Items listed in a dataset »
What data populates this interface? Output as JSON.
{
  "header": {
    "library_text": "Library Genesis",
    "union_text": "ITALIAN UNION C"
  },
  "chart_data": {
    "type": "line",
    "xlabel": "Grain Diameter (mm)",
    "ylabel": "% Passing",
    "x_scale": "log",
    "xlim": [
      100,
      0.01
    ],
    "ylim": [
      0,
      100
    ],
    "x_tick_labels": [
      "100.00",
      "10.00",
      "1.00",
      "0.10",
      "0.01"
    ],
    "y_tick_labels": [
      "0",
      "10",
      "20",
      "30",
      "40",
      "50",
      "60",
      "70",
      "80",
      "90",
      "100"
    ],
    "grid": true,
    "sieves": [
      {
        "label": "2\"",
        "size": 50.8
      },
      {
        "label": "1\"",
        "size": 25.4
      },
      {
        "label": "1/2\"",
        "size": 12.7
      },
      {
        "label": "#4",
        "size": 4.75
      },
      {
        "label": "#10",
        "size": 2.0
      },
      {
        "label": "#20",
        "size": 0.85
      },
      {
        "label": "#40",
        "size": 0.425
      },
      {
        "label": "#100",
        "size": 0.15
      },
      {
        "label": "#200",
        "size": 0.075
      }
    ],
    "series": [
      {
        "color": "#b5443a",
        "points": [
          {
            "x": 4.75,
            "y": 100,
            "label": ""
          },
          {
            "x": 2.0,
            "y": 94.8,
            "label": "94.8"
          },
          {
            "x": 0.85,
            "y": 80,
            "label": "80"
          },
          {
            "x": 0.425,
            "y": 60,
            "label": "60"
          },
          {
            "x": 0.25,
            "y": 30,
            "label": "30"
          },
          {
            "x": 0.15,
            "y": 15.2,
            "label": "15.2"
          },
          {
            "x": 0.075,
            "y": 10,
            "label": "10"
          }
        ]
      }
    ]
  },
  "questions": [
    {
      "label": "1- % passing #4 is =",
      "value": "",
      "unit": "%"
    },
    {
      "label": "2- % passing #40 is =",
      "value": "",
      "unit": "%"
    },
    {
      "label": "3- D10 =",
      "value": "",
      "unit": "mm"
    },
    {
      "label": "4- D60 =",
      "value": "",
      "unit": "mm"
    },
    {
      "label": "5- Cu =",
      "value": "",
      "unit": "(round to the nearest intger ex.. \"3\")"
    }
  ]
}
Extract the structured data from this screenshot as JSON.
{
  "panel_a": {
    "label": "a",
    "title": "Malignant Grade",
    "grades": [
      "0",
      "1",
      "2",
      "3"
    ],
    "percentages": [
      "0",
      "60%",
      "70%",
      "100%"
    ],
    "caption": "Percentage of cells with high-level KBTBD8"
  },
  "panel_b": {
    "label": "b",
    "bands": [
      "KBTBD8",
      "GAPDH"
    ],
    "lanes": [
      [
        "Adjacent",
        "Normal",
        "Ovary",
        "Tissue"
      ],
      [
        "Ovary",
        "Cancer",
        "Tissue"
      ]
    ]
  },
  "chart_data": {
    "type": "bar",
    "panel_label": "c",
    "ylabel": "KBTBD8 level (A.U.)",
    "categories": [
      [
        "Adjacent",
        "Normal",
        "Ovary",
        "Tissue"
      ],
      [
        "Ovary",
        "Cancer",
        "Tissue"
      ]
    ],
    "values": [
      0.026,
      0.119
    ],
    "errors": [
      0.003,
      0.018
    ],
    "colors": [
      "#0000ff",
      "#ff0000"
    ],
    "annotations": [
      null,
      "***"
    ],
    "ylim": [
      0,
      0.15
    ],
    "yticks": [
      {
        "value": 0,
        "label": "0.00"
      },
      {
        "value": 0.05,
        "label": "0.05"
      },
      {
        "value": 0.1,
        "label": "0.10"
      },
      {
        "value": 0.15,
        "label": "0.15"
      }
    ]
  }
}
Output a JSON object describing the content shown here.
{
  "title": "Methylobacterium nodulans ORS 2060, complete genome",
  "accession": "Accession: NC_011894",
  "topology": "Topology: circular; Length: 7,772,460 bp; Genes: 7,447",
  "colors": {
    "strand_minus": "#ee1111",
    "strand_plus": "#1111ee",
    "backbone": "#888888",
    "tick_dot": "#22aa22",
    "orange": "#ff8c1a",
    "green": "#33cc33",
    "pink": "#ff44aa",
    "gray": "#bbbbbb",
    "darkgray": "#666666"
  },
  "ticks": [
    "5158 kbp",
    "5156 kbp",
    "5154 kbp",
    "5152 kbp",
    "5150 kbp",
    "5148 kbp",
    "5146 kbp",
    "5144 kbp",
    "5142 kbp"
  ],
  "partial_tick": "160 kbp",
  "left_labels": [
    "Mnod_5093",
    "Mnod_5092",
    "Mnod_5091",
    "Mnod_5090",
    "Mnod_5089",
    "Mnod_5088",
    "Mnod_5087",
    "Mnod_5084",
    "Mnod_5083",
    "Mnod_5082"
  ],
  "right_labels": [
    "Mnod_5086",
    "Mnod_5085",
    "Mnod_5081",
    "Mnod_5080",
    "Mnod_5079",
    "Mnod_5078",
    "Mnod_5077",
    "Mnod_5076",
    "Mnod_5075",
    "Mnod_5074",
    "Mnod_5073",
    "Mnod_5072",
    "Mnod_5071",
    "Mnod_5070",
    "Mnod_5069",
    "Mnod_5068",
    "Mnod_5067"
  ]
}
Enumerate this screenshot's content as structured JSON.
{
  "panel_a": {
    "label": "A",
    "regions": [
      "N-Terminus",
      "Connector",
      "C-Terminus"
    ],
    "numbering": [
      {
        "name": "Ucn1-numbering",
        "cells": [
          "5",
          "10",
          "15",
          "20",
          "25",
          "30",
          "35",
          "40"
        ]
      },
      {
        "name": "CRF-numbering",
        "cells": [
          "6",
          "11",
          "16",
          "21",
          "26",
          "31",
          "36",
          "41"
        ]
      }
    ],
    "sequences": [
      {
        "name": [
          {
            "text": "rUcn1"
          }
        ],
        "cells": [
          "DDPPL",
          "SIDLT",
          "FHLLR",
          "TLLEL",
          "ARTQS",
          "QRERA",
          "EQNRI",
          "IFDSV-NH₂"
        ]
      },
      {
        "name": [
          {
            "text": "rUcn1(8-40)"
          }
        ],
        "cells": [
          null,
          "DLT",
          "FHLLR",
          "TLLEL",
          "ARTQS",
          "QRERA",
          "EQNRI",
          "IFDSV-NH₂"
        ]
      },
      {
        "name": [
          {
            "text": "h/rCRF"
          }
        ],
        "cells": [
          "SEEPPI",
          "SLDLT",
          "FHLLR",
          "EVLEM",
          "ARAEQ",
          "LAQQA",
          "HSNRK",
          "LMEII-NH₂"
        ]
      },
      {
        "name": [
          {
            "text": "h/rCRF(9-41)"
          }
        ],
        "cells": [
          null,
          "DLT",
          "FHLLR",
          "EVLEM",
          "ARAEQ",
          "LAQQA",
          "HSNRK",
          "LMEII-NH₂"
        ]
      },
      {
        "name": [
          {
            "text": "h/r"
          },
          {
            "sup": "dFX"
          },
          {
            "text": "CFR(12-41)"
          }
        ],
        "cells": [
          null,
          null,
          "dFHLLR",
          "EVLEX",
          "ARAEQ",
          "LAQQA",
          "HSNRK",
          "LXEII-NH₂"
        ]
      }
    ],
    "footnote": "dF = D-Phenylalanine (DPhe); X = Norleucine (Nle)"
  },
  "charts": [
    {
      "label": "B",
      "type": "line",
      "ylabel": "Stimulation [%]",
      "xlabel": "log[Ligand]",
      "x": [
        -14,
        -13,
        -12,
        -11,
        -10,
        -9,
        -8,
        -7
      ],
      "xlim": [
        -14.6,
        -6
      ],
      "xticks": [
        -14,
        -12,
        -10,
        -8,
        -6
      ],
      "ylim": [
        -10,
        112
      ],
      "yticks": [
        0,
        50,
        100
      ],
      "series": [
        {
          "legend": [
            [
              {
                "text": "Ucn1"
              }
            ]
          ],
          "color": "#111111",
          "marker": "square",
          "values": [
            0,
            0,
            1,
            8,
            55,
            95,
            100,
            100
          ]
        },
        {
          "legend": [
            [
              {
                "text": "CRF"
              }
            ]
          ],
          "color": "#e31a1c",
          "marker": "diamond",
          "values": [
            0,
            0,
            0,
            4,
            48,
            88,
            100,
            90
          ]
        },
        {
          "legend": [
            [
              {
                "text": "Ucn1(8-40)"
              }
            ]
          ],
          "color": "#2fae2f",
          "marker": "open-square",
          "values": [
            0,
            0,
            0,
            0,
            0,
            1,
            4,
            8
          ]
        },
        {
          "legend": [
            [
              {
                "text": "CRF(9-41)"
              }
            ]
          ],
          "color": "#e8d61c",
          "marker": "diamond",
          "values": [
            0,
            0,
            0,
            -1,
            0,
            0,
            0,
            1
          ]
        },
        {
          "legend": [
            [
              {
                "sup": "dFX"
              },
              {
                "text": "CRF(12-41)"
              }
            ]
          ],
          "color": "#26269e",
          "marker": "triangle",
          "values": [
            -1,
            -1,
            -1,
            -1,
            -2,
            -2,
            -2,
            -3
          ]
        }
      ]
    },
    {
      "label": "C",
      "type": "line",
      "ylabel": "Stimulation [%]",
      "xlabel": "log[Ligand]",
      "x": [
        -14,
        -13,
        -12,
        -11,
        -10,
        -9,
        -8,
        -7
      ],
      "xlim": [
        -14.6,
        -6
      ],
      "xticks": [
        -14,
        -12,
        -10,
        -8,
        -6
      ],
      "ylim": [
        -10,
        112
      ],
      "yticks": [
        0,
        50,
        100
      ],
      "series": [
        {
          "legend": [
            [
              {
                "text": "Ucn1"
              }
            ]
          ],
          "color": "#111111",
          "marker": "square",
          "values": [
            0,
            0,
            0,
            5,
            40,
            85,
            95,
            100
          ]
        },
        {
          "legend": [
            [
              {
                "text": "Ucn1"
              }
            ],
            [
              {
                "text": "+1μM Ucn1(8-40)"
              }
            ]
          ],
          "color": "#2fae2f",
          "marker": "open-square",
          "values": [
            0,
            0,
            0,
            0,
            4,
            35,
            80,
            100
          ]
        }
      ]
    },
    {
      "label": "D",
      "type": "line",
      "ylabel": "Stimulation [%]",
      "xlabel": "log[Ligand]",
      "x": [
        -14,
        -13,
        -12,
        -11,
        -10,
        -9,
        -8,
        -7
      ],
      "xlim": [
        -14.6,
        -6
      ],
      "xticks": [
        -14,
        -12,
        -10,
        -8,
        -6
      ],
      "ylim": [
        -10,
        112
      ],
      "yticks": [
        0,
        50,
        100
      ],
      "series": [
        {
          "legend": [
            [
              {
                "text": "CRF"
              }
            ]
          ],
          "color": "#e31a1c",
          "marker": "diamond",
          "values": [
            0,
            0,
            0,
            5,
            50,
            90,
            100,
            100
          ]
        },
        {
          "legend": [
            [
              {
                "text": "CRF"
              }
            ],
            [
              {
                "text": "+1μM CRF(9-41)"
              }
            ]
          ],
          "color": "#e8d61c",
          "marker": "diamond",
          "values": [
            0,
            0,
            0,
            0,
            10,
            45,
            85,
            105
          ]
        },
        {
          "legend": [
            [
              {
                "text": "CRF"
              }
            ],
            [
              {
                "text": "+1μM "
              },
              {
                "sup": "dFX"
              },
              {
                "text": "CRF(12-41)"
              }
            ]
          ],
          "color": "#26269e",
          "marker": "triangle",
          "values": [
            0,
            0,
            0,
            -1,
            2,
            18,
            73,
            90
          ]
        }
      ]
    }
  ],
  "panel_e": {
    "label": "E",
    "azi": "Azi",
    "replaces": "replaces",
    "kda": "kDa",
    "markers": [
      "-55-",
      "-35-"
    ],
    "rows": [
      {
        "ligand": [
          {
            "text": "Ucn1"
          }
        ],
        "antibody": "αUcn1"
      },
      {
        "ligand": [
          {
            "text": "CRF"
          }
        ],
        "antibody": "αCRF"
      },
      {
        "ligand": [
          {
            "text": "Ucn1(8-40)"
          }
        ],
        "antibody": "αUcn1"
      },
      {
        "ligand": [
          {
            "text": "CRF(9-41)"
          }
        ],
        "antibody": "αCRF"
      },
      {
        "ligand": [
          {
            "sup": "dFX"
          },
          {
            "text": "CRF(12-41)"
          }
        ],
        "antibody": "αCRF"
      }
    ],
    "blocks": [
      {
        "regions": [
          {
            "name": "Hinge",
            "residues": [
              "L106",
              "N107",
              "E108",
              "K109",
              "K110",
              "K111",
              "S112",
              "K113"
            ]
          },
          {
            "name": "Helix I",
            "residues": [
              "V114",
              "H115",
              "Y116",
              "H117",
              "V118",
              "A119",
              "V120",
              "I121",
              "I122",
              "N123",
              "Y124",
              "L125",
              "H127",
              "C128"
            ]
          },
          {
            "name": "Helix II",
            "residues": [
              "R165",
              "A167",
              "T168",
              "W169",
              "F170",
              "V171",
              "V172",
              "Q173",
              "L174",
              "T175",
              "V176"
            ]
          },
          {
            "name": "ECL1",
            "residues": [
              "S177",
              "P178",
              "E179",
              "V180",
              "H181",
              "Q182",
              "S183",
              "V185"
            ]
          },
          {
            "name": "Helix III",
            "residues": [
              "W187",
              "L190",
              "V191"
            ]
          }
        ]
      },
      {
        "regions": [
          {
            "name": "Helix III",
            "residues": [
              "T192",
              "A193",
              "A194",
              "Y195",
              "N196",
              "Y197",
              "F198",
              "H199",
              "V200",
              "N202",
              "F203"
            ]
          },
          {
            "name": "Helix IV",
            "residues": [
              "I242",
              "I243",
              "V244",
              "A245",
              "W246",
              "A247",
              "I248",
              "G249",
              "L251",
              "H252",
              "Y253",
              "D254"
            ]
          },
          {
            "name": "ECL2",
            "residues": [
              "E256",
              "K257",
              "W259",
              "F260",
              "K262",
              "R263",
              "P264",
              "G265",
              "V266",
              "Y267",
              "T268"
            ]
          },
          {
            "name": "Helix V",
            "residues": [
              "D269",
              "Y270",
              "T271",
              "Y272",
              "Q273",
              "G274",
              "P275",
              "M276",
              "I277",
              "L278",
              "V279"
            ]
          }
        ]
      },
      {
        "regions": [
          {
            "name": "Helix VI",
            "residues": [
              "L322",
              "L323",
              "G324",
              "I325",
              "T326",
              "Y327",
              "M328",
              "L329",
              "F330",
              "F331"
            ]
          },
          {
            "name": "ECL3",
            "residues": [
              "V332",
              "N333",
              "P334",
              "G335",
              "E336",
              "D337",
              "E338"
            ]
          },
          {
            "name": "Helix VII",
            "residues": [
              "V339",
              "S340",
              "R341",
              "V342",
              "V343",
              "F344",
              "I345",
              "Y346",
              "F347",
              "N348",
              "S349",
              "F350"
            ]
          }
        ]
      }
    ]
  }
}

TASK BRIEF » Pick out, from the lines above, every one that contains the string "level".

RESPONSE TO THE EXERCISE »
    "caption": "Percentage of cells with high-level KBTBD8"
    "ylabel": "KBTBD8 level (A.U.)",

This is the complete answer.